(Chart and figure data)
......

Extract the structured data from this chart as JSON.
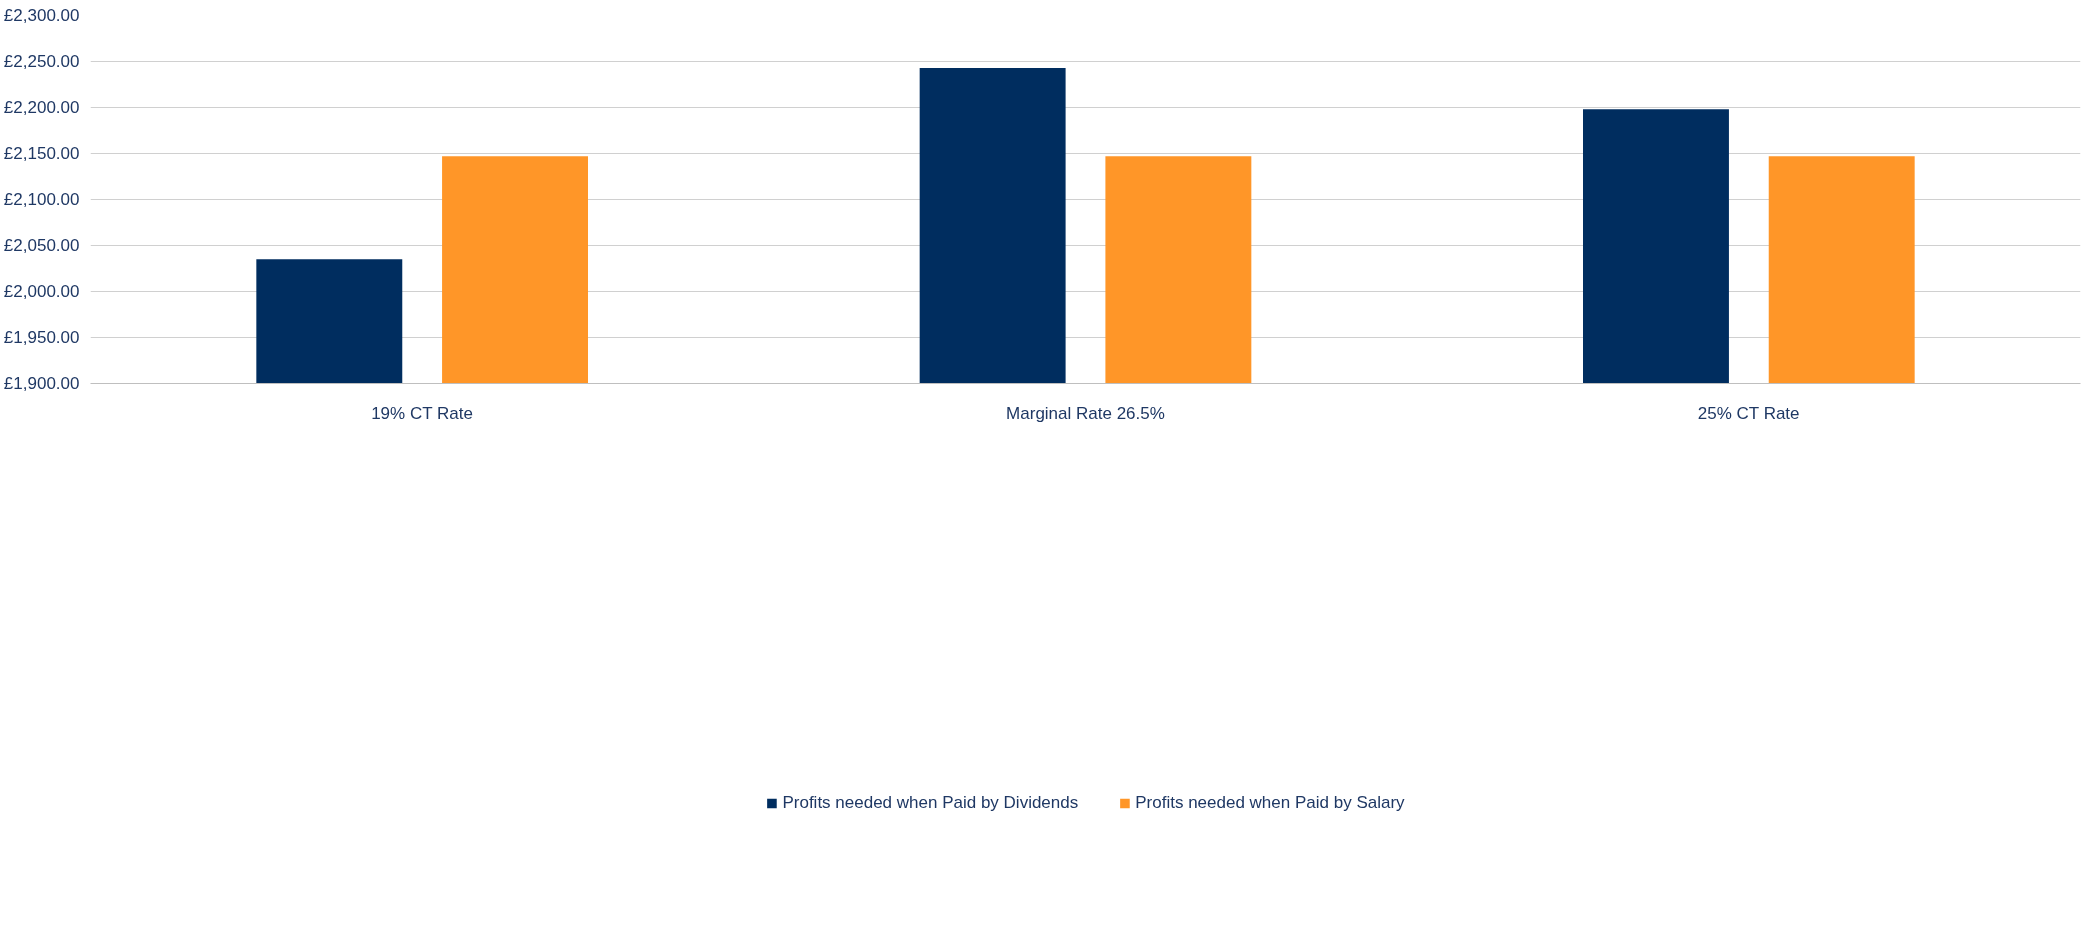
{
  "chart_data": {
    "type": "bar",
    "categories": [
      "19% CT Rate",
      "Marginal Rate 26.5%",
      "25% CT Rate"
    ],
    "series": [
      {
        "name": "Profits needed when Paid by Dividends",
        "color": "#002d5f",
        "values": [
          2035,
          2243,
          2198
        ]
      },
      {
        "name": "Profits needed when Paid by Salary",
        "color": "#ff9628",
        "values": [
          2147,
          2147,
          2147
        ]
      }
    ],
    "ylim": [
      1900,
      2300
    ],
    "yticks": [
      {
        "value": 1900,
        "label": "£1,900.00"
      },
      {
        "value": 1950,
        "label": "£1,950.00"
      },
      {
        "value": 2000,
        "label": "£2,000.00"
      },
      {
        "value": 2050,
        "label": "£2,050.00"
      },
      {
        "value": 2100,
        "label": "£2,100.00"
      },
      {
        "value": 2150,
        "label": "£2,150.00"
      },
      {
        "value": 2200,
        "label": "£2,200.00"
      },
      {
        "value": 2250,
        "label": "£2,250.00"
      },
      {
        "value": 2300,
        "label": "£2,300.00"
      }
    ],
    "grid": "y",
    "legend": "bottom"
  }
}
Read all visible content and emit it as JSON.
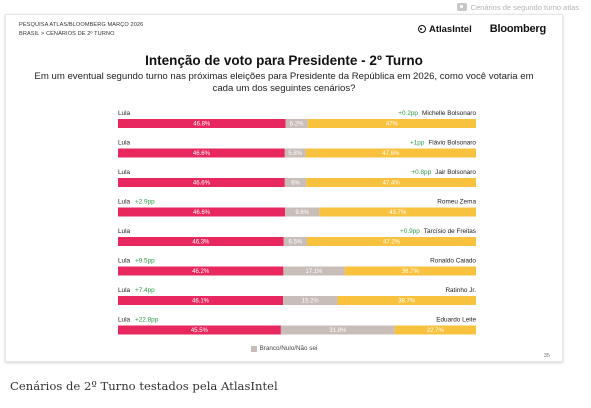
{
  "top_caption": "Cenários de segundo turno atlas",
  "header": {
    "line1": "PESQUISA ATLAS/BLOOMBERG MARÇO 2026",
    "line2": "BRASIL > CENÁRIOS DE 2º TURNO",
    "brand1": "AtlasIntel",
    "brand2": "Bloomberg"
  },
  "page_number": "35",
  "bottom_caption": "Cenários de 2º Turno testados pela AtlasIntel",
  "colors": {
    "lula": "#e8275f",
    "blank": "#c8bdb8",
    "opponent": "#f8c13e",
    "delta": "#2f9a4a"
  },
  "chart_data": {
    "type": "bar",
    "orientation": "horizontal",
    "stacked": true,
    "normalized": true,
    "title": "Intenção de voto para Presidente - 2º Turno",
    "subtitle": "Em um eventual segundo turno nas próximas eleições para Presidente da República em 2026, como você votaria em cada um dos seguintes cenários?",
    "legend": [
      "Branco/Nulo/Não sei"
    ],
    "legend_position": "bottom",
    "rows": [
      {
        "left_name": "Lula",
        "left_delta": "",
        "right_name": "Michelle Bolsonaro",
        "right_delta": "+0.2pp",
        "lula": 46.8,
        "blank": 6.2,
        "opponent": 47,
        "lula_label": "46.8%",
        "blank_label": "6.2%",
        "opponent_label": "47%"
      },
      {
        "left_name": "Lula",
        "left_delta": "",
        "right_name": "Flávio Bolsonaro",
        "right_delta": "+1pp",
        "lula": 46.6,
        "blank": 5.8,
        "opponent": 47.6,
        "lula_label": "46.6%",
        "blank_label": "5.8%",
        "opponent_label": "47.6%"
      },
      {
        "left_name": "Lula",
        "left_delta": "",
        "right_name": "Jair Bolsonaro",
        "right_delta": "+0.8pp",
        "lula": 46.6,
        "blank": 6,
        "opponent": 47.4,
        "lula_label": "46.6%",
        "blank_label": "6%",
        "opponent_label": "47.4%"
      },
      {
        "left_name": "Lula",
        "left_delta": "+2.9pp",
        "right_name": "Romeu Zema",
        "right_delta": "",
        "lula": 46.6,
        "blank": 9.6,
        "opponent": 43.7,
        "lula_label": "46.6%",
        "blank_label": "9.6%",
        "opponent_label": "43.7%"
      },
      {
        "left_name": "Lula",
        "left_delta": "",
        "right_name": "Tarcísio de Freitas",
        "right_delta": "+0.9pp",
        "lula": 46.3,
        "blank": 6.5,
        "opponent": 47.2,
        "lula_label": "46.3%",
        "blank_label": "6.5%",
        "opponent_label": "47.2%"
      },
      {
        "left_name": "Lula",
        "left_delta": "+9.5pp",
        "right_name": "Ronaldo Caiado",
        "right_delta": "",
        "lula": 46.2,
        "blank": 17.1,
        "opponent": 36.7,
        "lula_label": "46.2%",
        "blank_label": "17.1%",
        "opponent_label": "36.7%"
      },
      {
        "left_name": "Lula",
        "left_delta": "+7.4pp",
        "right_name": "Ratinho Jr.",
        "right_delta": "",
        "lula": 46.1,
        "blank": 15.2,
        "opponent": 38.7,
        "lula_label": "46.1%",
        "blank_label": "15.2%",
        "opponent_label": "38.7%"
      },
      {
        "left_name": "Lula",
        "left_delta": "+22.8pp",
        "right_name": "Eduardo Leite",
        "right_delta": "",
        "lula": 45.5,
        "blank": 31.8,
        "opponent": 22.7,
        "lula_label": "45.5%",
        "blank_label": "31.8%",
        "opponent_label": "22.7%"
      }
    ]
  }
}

......

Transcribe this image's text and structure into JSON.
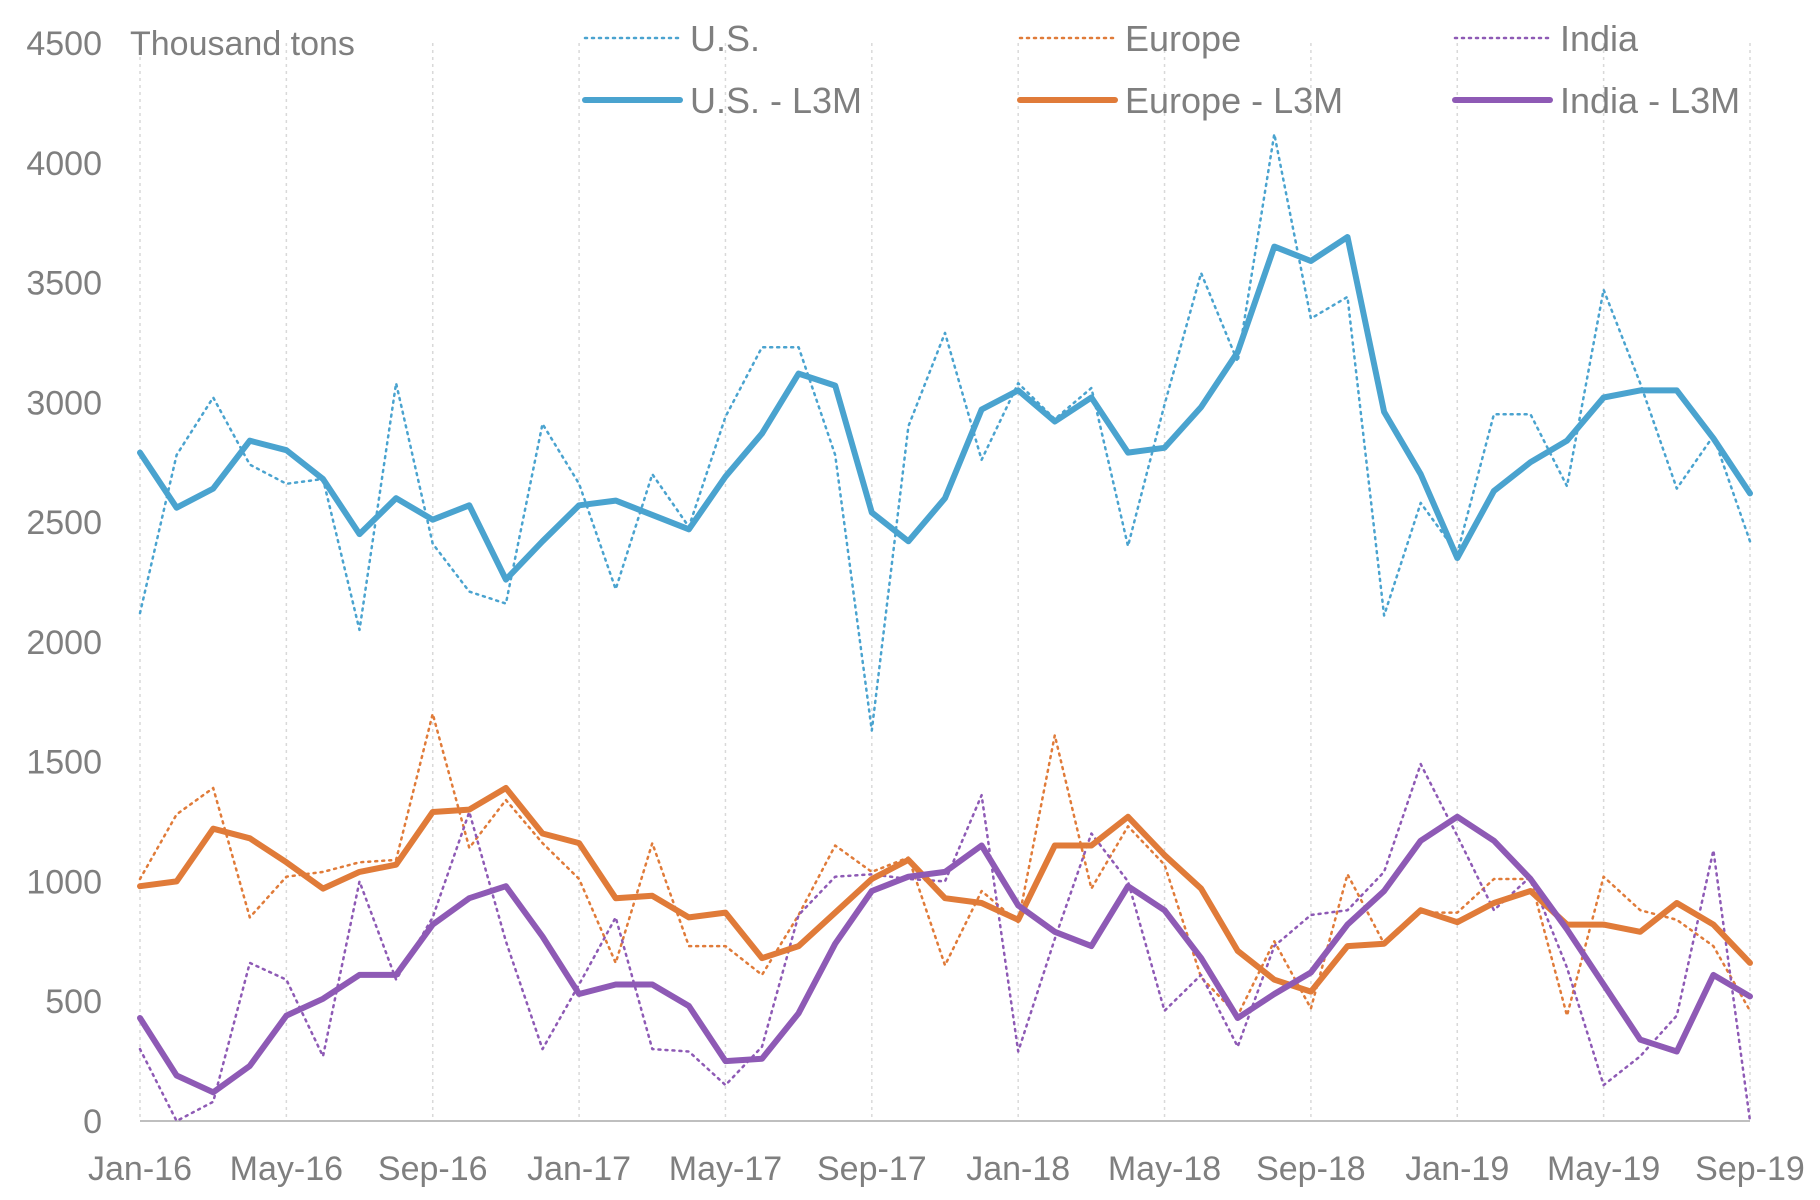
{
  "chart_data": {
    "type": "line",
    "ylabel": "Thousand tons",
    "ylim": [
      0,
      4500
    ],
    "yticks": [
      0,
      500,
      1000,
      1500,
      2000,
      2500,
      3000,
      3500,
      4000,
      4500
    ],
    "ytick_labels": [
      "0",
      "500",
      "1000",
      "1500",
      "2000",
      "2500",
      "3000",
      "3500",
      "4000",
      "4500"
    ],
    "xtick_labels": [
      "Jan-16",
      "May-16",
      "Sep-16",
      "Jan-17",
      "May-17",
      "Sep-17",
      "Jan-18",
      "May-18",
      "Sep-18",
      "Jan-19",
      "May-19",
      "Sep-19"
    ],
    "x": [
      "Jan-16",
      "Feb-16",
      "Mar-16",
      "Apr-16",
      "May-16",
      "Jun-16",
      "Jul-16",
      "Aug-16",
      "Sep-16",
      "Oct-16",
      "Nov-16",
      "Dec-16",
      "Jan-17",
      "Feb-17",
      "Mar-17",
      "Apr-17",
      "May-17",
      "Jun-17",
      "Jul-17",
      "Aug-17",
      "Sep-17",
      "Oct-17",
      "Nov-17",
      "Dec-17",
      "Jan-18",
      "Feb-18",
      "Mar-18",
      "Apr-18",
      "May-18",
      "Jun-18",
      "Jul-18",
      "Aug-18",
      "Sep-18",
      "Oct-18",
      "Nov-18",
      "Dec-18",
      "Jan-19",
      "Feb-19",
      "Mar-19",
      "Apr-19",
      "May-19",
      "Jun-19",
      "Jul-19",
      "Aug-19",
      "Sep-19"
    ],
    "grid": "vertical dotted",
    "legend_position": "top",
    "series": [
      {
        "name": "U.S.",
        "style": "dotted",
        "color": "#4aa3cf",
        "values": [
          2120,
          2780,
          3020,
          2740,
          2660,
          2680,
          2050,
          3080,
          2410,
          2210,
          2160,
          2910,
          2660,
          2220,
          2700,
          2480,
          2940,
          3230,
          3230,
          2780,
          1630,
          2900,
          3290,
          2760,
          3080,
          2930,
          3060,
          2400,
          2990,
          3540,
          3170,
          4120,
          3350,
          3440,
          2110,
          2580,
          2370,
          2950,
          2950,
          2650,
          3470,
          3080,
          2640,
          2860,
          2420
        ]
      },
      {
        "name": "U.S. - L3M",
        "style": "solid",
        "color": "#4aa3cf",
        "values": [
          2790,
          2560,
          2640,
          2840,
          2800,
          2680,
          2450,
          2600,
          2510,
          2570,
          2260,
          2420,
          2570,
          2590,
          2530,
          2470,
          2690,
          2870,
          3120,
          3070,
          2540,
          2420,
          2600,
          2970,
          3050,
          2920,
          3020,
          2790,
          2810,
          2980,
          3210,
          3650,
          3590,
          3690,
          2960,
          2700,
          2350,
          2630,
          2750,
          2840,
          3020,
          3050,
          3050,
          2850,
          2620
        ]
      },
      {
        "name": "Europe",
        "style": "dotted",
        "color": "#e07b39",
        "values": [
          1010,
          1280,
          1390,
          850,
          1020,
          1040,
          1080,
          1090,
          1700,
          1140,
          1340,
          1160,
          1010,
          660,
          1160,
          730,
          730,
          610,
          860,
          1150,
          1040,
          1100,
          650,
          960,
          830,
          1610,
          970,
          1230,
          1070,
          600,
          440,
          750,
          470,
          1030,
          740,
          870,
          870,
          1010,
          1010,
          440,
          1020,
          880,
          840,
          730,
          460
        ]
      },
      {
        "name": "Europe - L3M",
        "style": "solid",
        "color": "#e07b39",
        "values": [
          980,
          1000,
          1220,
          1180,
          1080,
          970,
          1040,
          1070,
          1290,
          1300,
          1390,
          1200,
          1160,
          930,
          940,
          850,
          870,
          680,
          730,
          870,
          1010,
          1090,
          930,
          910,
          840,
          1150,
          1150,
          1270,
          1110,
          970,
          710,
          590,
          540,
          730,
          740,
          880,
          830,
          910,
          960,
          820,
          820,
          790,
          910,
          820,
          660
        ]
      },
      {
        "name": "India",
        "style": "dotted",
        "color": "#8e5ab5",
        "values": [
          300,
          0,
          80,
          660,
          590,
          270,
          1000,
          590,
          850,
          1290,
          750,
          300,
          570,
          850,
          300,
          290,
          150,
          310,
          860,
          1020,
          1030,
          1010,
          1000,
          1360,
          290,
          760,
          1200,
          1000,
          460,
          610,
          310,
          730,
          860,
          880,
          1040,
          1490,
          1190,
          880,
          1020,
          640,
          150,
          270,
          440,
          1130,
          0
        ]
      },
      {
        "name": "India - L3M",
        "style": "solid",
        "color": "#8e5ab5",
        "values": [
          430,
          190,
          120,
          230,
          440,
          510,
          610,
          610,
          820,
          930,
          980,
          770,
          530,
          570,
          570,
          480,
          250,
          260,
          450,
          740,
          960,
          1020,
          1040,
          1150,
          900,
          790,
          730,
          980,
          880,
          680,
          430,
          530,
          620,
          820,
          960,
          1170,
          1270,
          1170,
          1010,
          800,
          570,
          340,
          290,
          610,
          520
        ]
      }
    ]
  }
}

......

Stated problem: Identify every line above that includes the word "Profits", and show those lines.

Result:
        "name": "Profits needed when Paid by Dividends",
        "name": "Profits needed when Paid by Salary",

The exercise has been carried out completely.